REQUEST: Return each line holding the string "logo".

MATERIAL FOR THIS EXERCISE:
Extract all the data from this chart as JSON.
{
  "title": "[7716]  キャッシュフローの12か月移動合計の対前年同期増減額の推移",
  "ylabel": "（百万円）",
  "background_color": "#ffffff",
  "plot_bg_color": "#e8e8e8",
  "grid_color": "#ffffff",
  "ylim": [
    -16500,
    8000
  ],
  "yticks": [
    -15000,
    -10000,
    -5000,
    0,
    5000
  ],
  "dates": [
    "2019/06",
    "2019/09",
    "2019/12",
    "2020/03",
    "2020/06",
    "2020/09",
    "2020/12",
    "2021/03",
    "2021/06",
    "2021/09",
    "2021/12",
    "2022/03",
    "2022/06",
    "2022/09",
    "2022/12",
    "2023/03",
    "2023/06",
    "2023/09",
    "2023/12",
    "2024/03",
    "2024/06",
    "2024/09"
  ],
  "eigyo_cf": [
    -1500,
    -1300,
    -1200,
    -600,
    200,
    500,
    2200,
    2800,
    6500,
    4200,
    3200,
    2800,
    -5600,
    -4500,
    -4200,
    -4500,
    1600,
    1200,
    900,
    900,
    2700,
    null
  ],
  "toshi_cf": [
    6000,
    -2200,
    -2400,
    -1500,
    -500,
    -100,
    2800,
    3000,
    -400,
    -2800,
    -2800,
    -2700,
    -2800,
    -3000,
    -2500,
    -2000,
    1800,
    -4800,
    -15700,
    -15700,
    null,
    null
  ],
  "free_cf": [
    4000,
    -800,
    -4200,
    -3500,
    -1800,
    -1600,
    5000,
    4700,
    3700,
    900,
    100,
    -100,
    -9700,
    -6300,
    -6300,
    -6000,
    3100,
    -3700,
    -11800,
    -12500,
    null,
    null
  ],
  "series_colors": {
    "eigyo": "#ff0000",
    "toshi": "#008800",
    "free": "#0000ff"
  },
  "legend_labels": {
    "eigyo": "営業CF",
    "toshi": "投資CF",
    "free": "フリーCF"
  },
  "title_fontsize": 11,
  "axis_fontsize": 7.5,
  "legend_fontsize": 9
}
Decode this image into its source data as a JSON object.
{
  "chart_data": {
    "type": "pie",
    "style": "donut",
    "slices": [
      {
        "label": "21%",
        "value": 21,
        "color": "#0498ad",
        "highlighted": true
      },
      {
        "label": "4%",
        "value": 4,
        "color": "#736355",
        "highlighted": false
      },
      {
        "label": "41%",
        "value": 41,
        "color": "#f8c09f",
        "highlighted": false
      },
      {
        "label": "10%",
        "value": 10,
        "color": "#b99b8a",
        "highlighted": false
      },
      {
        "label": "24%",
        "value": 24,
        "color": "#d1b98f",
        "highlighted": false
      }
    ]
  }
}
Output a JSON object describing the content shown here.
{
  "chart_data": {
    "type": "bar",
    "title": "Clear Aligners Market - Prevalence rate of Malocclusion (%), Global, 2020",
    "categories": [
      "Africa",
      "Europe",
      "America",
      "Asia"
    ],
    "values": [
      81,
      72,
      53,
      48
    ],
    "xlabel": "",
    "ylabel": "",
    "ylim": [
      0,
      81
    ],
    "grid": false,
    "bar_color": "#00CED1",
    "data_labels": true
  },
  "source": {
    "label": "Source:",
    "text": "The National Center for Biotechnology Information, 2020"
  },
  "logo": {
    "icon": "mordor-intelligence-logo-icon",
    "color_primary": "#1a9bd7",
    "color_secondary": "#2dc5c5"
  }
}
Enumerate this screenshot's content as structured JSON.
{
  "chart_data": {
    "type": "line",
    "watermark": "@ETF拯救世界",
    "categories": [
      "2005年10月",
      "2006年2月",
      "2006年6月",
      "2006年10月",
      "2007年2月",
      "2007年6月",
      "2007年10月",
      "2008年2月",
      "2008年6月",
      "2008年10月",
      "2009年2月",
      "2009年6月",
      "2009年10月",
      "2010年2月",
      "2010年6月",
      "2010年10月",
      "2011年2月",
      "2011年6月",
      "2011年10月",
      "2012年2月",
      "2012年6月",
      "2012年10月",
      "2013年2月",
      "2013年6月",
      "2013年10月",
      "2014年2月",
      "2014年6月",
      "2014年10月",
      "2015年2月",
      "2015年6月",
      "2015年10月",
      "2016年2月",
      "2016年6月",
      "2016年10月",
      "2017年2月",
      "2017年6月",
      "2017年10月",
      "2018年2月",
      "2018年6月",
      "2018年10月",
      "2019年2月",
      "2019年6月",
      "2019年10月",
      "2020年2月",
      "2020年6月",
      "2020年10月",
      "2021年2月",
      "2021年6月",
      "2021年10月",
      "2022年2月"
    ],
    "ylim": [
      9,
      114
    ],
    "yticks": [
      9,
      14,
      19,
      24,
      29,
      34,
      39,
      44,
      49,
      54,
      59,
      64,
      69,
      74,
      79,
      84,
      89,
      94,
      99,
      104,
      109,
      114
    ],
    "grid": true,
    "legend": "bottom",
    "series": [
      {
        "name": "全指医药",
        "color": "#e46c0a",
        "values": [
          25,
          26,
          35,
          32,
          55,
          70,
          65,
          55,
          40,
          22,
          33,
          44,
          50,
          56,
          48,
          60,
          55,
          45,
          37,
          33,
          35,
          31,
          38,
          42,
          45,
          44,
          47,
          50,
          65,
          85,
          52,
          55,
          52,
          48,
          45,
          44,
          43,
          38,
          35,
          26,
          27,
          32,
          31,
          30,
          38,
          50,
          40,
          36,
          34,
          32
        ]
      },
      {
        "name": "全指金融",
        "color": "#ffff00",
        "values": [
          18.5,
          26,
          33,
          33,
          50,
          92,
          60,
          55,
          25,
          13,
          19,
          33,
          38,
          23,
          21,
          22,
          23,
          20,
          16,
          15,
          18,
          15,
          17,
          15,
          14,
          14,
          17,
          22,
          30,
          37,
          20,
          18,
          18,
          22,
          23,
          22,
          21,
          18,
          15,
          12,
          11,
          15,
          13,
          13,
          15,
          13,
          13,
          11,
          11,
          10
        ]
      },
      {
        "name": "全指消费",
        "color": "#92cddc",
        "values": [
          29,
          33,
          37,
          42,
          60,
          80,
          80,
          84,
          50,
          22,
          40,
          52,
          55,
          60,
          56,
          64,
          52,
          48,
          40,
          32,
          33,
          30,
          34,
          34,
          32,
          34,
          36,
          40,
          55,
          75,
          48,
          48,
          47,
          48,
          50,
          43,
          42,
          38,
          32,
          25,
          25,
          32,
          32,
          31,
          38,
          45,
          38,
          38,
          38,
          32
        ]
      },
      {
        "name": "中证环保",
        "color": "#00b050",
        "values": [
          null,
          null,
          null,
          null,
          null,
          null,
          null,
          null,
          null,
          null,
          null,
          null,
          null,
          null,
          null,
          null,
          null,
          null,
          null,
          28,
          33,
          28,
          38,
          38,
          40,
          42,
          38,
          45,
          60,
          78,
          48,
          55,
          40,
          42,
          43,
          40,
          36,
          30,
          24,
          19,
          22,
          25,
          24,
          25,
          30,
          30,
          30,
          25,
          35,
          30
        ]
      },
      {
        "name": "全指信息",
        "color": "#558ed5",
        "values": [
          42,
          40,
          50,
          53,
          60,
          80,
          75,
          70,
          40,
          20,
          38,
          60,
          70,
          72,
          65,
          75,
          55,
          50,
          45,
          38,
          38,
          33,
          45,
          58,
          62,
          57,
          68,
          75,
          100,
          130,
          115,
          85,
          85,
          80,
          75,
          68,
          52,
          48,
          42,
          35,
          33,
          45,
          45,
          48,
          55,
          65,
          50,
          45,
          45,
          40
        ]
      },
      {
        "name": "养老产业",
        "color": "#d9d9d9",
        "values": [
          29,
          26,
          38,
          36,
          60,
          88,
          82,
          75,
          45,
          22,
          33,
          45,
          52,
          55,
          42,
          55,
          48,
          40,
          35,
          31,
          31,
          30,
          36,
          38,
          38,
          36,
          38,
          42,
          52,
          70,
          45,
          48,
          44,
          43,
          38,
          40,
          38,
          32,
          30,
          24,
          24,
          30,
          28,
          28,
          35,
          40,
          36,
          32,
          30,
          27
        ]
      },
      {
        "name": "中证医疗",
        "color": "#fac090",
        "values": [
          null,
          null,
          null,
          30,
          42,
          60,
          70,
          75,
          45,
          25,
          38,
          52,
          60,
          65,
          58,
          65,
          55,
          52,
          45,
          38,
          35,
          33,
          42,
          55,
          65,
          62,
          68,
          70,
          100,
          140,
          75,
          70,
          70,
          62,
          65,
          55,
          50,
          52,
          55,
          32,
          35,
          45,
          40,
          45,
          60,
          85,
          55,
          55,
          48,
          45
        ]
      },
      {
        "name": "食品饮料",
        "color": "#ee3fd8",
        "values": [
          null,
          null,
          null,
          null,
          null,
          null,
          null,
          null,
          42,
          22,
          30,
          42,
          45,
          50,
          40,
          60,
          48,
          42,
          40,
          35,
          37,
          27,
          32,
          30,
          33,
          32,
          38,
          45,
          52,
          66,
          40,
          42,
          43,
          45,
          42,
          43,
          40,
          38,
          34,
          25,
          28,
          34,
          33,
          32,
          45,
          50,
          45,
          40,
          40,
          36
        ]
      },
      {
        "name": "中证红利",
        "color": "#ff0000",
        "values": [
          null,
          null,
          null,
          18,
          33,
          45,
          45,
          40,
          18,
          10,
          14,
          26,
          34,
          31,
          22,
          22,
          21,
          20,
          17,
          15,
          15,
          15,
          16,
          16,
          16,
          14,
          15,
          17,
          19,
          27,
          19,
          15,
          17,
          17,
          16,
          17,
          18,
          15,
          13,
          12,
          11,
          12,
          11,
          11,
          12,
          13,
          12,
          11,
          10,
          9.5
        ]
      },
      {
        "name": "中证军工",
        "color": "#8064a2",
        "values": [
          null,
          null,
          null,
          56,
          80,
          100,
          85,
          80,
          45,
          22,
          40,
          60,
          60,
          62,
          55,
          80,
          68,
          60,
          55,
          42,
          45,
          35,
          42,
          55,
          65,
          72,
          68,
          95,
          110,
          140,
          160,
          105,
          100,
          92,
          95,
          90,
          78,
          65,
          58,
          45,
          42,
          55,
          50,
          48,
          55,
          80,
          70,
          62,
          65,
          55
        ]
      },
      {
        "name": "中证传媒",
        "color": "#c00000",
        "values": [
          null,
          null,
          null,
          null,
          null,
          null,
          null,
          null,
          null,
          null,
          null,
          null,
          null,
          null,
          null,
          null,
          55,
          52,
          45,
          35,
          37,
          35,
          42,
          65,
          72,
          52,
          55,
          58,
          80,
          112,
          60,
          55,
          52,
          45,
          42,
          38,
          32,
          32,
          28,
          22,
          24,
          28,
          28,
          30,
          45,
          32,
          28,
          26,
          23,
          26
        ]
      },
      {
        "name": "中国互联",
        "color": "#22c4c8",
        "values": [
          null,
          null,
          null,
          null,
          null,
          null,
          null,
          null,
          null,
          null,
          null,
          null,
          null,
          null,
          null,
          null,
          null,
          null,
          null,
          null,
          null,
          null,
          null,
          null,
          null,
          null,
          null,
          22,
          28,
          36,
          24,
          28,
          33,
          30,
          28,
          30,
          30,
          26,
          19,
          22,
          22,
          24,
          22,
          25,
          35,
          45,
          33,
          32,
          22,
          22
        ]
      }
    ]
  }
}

OUTPUT FOR THIS TASK:
  "logo": {
    "icon": "mordor-intelligence-logo-icon",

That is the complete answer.